Given problem: Reproduce all of the data below without alteration; exclude every picture.

Available records:

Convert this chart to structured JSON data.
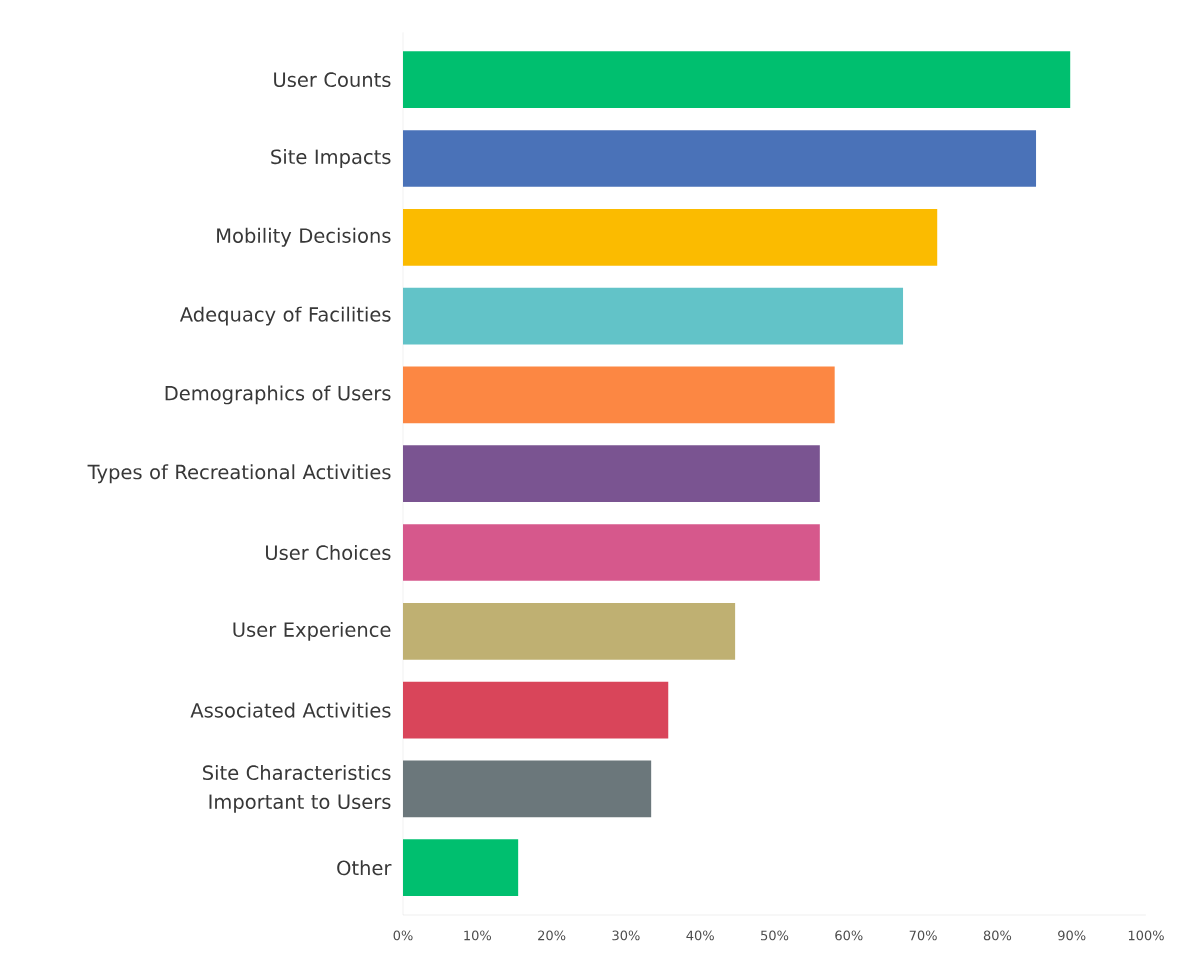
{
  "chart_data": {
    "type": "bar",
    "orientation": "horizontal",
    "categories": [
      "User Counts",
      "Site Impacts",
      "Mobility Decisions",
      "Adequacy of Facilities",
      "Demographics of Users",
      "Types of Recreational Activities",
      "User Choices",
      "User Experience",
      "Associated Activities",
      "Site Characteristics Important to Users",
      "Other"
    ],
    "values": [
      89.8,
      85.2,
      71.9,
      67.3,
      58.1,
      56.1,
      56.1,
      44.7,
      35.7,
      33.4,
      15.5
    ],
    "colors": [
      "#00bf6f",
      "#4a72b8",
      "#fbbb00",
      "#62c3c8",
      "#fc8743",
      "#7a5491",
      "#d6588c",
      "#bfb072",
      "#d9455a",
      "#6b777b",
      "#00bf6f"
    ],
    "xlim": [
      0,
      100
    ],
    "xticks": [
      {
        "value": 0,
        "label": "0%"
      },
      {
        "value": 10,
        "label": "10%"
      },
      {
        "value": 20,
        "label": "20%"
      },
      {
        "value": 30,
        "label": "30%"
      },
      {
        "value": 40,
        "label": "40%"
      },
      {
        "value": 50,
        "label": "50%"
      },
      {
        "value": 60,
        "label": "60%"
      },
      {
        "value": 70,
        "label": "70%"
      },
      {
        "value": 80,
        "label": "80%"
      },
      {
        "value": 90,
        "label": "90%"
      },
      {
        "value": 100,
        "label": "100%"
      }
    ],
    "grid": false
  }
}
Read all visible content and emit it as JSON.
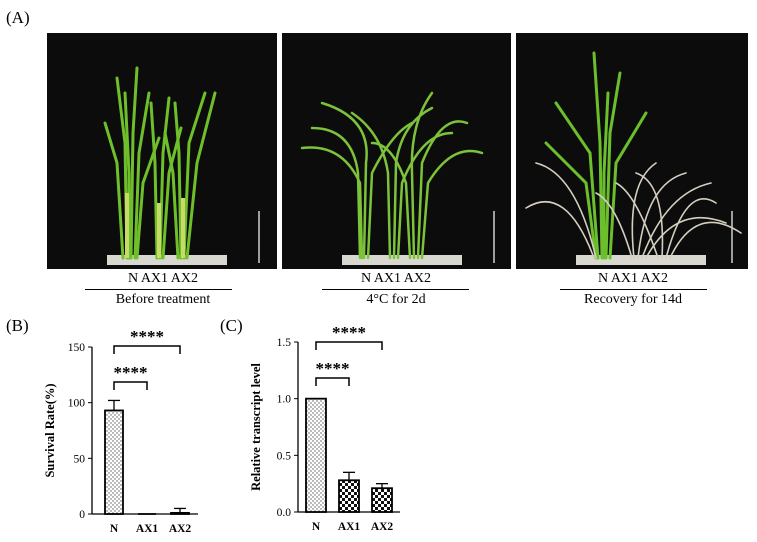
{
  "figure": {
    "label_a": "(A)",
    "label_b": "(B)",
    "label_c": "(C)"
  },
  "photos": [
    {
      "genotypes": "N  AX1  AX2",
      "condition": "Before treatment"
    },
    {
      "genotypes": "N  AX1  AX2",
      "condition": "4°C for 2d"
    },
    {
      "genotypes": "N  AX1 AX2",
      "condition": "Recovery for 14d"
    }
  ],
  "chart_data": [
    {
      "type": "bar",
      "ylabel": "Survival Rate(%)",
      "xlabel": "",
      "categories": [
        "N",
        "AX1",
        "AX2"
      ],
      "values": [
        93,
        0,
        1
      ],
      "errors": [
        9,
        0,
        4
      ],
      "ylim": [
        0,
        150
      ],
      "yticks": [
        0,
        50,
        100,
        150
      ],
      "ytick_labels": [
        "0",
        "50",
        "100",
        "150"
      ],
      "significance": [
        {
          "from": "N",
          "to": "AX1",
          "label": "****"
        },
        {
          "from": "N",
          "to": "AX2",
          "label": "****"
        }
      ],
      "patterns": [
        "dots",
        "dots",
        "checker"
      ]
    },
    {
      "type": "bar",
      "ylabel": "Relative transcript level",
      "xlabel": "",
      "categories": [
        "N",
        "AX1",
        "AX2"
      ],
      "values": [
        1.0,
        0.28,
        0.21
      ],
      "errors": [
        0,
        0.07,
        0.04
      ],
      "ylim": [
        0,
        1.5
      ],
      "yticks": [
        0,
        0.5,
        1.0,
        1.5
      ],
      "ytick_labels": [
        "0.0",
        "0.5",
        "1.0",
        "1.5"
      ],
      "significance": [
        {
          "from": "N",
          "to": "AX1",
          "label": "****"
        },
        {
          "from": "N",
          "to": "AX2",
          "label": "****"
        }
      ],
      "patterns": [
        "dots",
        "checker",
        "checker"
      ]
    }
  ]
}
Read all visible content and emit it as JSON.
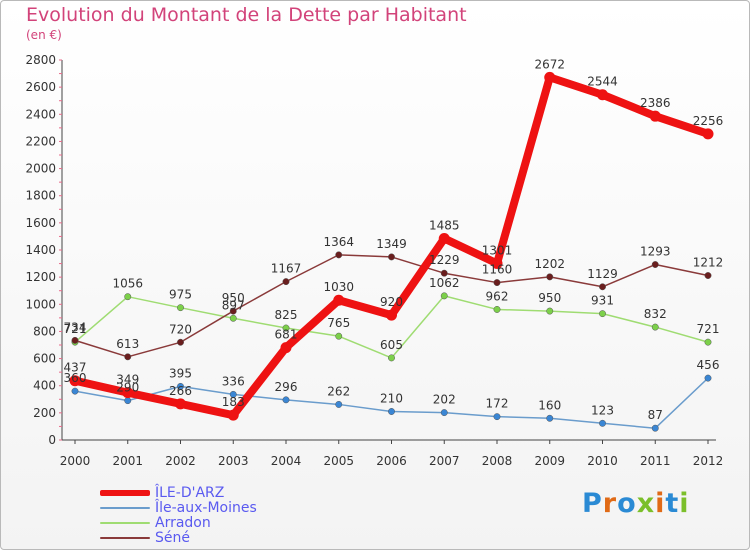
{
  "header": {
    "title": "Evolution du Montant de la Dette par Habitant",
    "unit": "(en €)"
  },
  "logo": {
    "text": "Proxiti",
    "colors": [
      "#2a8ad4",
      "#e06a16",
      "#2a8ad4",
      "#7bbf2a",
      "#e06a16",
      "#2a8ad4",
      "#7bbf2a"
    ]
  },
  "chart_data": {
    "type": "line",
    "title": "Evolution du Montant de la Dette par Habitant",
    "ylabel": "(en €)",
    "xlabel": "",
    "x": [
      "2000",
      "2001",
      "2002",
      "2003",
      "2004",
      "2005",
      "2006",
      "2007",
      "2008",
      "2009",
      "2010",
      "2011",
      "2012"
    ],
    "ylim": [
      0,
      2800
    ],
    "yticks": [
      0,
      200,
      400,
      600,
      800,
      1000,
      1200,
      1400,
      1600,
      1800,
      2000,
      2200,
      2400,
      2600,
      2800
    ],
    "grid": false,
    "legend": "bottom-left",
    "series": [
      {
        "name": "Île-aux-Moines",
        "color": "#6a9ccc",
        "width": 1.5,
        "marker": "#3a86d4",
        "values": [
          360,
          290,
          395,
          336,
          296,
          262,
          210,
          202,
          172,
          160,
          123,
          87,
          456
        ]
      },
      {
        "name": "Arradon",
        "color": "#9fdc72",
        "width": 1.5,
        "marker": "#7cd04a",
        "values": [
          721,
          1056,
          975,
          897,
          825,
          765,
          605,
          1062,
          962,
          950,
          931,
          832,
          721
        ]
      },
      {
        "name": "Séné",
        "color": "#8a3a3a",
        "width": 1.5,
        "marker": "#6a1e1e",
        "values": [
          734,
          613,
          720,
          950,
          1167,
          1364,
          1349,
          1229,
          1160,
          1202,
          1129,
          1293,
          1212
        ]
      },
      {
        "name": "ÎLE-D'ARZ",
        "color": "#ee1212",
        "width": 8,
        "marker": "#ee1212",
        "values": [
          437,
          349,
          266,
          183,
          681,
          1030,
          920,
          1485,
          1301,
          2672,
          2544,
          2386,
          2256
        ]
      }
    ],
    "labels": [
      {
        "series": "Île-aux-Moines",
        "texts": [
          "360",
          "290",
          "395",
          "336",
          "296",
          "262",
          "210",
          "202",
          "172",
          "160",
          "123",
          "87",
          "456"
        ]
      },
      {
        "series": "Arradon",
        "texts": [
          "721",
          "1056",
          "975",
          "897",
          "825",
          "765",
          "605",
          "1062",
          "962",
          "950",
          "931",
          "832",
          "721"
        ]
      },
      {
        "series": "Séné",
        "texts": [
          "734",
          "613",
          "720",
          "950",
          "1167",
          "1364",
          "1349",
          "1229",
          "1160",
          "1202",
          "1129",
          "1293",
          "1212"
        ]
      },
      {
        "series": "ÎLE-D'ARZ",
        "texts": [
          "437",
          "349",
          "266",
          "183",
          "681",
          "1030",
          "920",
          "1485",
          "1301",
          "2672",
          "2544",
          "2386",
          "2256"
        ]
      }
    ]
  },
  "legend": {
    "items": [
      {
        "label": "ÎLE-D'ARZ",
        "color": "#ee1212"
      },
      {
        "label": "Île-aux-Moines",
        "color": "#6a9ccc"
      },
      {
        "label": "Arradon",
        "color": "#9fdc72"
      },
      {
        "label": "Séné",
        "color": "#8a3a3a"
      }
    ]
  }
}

Exercise solution:
Convert this chart to structured JSON data.
{
  "chart_data": {
    "type": "bar",
    "orientation": "horizontal",
    "categories": [
      "User Counts",
      "Site Impacts",
      "Mobility Decisions",
      "Adequacy of Facilities",
      "Demographics of Users",
      "Types of Recreational Activities",
      "User Choices",
      "User Experience",
      "Associated Activities",
      "Site Characteristics Important to Users",
      "Other"
    ],
    "values": [
      89.8,
      85.2,
      71.9,
      67.3,
      58.1,
      56.1,
      56.1,
      44.7,
      35.7,
      33.4,
      15.5
    ],
    "colors": [
      "#00bf6f",
      "#4a72b8",
      "#fbbb00",
      "#62c3c8",
      "#fc8743",
      "#7a5491",
      "#d6588c",
      "#bfb072",
      "#d9455a",
      "#6b777b",
      "#00bf6f"
    ],
    "xlim": [
      0,
      100
    ],
    "xticks": [
      {
        "value": 0,
        "label": "0%"
      },
      {
        "value": 10,
        "label": "10%"
      },
      {
        "value": 20,
        "label": "20%"
      },
      {
        "value": 30,
        "label": "30%"
      },
      {
        "value": 40,
        "label": "40%"
      },
      {
        "value": 50,
        "label": "50%"
      },
      {
        "value": 60,
        "label": "60%"
      },
      {
        "value": 70,
        "label": "70%"
      },
      {
        "value": 80,
        "label": "80%"
      },
      {
        "value": 90,
        "label": "90%"
      },
      {
        "value": 100,
        "label": "100%"
      }
    ],
    "grid": false
  }
}
Read all visible content and emit it as JSON.
{
  "figure": {
    "label_a": "(A)",
    "label_b": "(B)",
    "label_c": "(C)"
  },
  "photos": [
    {
      "genotypes": "N  AX1  AX2",
      "condition": "Before treatment"
    },
    {
      "genotypes": "N  AX1  AX2",
      "condition": "4°C for 2d"
    },
    {
      "genotypes": "N  AX1 AX2",
      "condition": "Recovery for 14d"
    }
  ],
  "chart_data": [
    {
      "type": "bar",
      "ylabel": "Survival Rate(%)",
      "xlabel": "",
      "categories": [
        "N",
        "AX1",
        "AX2"
      ],
      "values": [
        93,
        0,
        1
      ],
      "errors": [
        9,
        0,
        4
      ],
      "ylim": [
        0,
        150
      ],
      "yticks": [
        0,
        50,
        100,
        150
      ],
      "ytick_labels": [
        "0",
        "50",
        "100",
        "150"
      ],
      "significance": [
        {
          "from": "N",
          "to": "AX1",
          "label": "****"
        },
        {
          "from": "N",
          "to": "AX2",
          "label": "****"
        }
      ],
      "patterns": [
        "dots",
        "dots",
        "checker"
      ]
    },
    {
      "type": "bar",
      "ylabel": "Relative transcript level",
      "xlabel": "",
      "categories": [
        "N",
        "AX1",
        "AX2"
      ],
      "values": [
        1.0,
        0.28,
        0.21
      ],
      "errors": [
        0,
        0.07,
        0.04
      ],
      "ylim": [
        0,
        1.5
      ],
      "yticks": [
        0,
        0.5,
        1.0,
        1.5
      ],
      "ytick_labels": [
        "0.0",
        "0.5",
        "1.0",
        "1.5"
      ],
      "significance": [
        {
          "from": "N",
          "to": "AX1",
          "label": "****"
        },
        {
          "from": "N",
          "to": "AX2",
          "label": "****"
        }
      ],
      "patterns": [
        "dots",
        "checker",
        "checker"
      ]
    }
  ]
}
Read all visible content and emit it as JSON.
{
  "header": {
    "title": "Evolution du Montant de la Dette par Habitant",
    "unit": "(en €)"
  },
  "logo": {
    "text": "Proxiti",
    "colors": [
      "#2a8ad4",
      "#e06a16",
      "#2a8ad4",
      "#7bbf2a",
      "#e06a16",
      "#2a8ad4",
      "#7bbf2a"
    ]
  },
  "chart_data": {
    "type": "line",
    "title": "Evolution du Montant de la Dette par Habitant",
    "ylabel": "(en €)",
    "xlabel": "",
    "x": [
      "2000",
      "2001",
      "2002",
      "2003",
      "2004",
      "2005",
      "2006",
      "2007",
      "2008",
      "2009",
      "2010",
      "2011",
      "2012"
    ],
    "ylim": [
      0,
      2800
    ],
    "yticks": [
      0,
      200,
      400,
      600,
      800,
      1000,
      1200,
      1400,
      1600,
      1800,
      2000,
      2200,
      2400,
      2600,
      2800
    ],
    "grid": false,
    "legend": "bottom-left",
    "series": [
      {
        "name": "Île-aux-Moines",
        "color": "#6a9ccc",
        "width": 1.5,
        "marker": "#3a86d4",
        "values": [
          360,
          290,
          395,
          336,
          296,
          262,
          210,
          202,
          172,
          160,
          123,
          87,
          456
        ]
      },
      {
        "name": "Arradon",
        "color": "#9fdc72",
        "width": 1.5,
        "marker": "#7cd04a",
        "values": [
          721,
          1056,
          975,
          897,
          825,
          765,
          605,
          1062,
          962,
          950,
          931,
          832,
          721
        ]
      },
      {
        "name": "Séné",
        "color": "#8a3a3a",
        "width": 1.5,
        "marker": "#6a1e1e",
        "values": [
          734,
          613,
          720,
          950,
          1167,
          1364,
          1349,
          1229,
          1160,
          1202,
          1129,
          1293,
          1212
        ]
      },
      {
        "name": "ÎLE-D'ARZ",
        "color": "#ee1212",
        "width": 8,
        "marker": "#ee1212",
        "values": [
          437,
          349,
          266,
          183,
          681,
          1030,
          920,
          1485,
          1301,
          2672,
          2544,
          2386,
          2256
        ]
      }
    ],
    "labels": [
      {
        "series": "Île-aux-Moines",
        "texts": [
          "360",
          "290",
          "395",
          "336",
          "296",
          "262",
          "210",
          "202",
          "172",
          "160",
          "123",
          "87",
          "456"
        ]
      },
      {
        "series": "Arradon",
        "texts": [
          "721",
          "1056",
          "975",
          "897",
          "825",
          "765",
          "605",
          "1062",
          "962",
          "950",
          "931",
          "832",
          "721"
        ]
      },
      {
        "series": "Séné",
        "texts": [
          "734",
          "613",
          "720",
          "950",
          "1167",
          "1364",
          "1349",
          "1229",
          "1160",
          "1202",
          "1129",
          "1293",
          "1212"
        ]
      },
      {
        "series": "ÎLE-D'ARZ",
        "texts": [
          "437",
          "349",
          "266",
          "183",
          "681",
          "1030",
          "920",
          "1485",
          "1301",
          "2672",
          "2544",
          "2386",
          "2256"
        ]
      }
    ]
  },
  "legend": {
    "items": [
      {
        "label": "ÎLE-D'ARZ",
        "color": "#ee1212"
      },
      {
        "label": "Île-aux-Moines",
        "color": "#6a9ccc"
      },
      {
        "label": "Arradon",
        "color": "#9fdc72"
      },
      {
        "label": "Séné",
        "color": "#8a3a3a"
      }
    ]
  }
}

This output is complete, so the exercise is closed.